All das könnte ich fast wortgleich oder zumindest sehr ähnlich über PowerPoint schreiben (habe ich sogar vor einiger Zeit). Interessanterweise ist Derartiges meiner Erinnerung nach nie über den Overheadprojektor geäußert worden; eine relativ einfache Technik bietet einfach weniger Spielraum für die beschriebenen Probleme. Eine Glühbirne zu wechseln war einfach schneller erlern- und verstehbar als moderne Informationstechnik, und ein wohlverstandenes Werkzeug wurde offenbar gezielter eingesetzt – ein gutes Argument für das Sparsamkeitsprinzip, vor allem im Digitalen.

:: Aufgaben ::
• 1. Zählen Sie alle konkreten technischen Hilfsmittel auf, die der Textabschnitt über PowerPoint beim Namen nennt, also Software, Geräte und Geräteteile.
• 2. Setzen Sie den Textabschnitt über PowerPoint und den Overheadprojektor nach seinem letzten Satz fort.

:: Vorgegebene Zeilen ::
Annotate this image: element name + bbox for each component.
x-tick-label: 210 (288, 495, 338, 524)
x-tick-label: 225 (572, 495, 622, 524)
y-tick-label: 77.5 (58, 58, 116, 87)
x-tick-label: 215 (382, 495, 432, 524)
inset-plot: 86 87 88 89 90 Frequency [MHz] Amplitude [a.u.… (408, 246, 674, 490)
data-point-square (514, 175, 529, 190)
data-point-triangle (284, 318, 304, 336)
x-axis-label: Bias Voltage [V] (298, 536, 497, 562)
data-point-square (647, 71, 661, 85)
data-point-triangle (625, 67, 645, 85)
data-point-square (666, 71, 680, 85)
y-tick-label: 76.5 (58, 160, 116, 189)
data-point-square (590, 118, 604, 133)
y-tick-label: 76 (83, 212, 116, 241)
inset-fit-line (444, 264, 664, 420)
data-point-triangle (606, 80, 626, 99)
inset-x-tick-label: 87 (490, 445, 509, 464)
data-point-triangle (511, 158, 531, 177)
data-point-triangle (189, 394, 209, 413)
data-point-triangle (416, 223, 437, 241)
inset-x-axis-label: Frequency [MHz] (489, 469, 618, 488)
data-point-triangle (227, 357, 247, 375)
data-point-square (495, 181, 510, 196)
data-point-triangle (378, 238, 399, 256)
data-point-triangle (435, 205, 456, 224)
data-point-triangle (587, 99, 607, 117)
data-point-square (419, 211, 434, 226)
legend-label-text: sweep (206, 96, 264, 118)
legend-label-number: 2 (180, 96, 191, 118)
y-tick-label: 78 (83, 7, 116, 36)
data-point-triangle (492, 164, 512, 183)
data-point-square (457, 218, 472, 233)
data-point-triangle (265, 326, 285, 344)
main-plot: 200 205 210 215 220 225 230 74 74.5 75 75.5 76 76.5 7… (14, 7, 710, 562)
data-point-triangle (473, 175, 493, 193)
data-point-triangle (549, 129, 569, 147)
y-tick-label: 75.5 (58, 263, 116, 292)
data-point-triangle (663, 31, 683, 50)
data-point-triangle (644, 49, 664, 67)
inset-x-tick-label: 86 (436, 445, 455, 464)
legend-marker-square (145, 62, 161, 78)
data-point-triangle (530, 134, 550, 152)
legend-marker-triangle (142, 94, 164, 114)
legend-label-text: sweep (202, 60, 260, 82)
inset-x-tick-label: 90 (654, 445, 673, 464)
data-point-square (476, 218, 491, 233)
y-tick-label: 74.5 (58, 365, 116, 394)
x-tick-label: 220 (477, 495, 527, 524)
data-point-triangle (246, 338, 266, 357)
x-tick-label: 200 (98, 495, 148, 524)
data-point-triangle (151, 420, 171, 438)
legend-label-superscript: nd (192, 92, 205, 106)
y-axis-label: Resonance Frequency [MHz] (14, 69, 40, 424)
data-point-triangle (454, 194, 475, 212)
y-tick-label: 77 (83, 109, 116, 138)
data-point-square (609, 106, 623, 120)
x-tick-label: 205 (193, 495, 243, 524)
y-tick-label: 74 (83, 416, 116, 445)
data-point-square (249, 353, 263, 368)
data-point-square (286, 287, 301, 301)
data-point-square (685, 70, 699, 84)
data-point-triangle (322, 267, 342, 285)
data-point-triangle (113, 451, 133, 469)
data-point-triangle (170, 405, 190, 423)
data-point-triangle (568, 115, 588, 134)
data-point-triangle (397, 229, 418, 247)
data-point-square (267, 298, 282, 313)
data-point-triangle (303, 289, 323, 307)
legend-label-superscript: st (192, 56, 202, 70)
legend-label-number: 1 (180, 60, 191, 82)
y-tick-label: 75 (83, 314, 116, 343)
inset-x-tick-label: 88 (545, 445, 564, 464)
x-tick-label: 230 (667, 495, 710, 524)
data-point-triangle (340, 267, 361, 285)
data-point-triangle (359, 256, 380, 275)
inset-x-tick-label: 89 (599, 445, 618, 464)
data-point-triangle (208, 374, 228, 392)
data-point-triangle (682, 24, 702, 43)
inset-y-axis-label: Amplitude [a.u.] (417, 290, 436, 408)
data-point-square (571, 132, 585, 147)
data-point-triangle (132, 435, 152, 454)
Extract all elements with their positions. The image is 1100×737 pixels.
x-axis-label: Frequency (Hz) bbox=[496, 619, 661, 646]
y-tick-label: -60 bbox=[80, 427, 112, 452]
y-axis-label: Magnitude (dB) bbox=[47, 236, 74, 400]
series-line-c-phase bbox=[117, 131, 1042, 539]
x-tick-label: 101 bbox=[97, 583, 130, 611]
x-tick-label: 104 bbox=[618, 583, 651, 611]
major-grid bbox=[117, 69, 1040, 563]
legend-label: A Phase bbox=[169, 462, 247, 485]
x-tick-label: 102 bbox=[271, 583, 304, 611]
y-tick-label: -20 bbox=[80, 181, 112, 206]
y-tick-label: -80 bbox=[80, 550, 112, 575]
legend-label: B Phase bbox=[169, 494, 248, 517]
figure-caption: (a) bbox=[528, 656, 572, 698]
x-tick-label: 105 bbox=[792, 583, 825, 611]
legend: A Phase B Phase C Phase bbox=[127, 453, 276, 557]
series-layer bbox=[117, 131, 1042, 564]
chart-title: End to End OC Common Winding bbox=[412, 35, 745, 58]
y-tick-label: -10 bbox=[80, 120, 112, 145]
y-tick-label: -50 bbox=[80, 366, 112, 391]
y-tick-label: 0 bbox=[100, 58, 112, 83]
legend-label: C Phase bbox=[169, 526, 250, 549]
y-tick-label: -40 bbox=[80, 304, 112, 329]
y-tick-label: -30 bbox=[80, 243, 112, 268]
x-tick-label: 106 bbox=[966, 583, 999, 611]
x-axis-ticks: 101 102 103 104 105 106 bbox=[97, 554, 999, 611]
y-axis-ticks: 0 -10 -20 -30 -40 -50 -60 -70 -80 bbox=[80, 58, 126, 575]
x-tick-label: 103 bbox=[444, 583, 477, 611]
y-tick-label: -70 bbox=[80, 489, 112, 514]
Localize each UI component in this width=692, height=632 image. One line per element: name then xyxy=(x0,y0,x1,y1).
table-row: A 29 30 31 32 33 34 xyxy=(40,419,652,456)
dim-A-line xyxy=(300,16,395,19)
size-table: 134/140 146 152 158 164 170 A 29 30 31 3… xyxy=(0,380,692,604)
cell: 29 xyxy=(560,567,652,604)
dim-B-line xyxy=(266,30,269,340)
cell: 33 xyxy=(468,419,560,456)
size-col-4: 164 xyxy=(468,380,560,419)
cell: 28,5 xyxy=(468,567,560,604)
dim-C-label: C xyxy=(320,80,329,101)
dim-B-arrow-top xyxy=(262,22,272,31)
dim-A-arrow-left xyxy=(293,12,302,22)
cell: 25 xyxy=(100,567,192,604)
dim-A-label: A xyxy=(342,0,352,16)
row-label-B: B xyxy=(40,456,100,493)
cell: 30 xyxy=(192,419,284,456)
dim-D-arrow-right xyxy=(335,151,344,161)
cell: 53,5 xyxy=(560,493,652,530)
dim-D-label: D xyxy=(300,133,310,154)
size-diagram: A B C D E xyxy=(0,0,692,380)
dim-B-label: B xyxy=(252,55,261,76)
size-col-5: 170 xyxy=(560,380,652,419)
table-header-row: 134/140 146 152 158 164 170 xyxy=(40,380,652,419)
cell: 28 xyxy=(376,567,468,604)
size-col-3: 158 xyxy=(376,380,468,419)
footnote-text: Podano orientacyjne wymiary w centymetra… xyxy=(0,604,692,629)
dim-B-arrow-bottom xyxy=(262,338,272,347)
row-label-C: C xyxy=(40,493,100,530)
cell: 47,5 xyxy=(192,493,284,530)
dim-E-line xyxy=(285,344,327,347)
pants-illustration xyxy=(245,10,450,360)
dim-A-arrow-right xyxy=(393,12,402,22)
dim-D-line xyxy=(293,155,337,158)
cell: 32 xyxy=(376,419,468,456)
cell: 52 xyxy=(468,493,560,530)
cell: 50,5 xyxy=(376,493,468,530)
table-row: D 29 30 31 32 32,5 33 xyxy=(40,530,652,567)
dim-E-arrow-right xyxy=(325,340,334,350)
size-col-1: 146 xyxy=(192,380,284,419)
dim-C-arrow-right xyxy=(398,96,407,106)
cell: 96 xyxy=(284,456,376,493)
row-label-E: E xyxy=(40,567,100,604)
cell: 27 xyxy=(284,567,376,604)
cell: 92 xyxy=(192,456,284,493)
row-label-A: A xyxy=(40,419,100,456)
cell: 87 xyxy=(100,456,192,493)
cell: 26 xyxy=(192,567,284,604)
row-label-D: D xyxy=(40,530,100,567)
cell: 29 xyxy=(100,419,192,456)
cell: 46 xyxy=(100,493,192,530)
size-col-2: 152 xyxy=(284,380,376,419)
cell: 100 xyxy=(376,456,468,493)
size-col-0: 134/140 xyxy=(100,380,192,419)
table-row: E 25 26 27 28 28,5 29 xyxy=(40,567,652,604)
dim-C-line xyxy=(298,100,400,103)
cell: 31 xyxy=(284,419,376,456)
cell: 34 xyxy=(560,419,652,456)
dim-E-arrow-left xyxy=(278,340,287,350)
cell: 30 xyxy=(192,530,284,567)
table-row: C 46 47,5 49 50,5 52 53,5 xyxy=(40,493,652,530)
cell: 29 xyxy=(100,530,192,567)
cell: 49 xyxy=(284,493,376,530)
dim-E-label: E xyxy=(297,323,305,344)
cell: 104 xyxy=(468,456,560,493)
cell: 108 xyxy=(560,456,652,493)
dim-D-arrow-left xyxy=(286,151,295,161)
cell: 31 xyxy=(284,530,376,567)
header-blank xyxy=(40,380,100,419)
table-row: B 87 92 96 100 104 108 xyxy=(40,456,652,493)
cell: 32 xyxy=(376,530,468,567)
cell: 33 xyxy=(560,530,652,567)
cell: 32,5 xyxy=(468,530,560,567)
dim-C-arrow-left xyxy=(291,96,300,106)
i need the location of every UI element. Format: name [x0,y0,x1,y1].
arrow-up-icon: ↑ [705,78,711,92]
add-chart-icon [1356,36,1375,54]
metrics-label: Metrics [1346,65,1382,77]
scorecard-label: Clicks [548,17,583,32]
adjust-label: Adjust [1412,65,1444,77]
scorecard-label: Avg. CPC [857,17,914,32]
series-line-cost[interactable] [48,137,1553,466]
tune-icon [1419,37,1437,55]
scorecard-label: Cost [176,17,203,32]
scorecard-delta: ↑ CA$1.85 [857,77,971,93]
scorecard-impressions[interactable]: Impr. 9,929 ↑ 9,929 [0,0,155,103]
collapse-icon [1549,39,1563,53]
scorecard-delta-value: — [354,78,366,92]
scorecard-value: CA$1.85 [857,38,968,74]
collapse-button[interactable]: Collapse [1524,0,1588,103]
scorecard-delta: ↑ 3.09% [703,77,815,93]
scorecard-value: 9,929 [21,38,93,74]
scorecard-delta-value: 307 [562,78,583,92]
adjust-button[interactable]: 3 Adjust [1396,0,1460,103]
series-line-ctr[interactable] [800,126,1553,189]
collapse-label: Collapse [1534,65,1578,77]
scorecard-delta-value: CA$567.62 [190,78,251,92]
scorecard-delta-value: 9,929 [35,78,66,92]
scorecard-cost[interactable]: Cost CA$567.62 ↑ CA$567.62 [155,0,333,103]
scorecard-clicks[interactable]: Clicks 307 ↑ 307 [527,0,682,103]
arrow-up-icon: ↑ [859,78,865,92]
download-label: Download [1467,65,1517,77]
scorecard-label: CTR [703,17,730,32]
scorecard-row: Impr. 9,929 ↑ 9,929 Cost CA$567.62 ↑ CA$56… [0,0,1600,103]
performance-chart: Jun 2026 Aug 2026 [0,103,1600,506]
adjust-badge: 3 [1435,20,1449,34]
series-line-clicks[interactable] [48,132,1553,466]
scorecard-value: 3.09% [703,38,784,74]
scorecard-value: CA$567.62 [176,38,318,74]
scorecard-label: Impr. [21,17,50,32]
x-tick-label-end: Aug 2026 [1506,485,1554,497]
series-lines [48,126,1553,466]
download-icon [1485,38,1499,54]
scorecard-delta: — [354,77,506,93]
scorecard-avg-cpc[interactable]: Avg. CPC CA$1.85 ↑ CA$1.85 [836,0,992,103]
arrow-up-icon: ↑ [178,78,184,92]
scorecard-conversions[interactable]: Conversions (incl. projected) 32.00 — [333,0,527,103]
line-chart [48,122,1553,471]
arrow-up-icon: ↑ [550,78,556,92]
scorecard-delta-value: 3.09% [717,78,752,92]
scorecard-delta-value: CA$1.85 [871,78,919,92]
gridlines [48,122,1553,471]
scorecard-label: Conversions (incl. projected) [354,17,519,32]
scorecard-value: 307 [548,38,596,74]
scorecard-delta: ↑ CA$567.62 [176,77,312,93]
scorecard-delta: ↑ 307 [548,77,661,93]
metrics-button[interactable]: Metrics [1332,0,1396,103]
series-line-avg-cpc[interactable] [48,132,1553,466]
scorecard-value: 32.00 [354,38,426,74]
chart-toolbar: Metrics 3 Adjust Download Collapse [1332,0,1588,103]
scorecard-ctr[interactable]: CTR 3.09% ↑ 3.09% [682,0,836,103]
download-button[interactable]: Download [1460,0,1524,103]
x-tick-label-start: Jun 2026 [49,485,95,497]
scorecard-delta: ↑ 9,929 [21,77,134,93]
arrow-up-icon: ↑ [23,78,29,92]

:: Lösungen ::
• 1. PowerPoint, Overheadprojektor, Glühbirne

• 2.
Hinzu kommt im Falle des Smartboards, dass es nicht nur wie ein Beamer für die Projektion und (über die Funktionalität des Beamers hinaus) für die Interaktion mit den Inhalten eingesetzt wird, es dient auch als Visualisierungswerkzeug – soll also nicht nur den Beamer, sondern auch das Whiteboard ersetzen. Dies gelingt nach meiner Erfahrung nur selten gut:
- Sehr viele Smartboards benötigen spezielle nur „digital schreibende“ „Stifte“, deren Position auf der Zeichenfläche durch Triangulation über den Abstand relativ zu drei in den Ecken befindlichen Sensoren bestimmt wird.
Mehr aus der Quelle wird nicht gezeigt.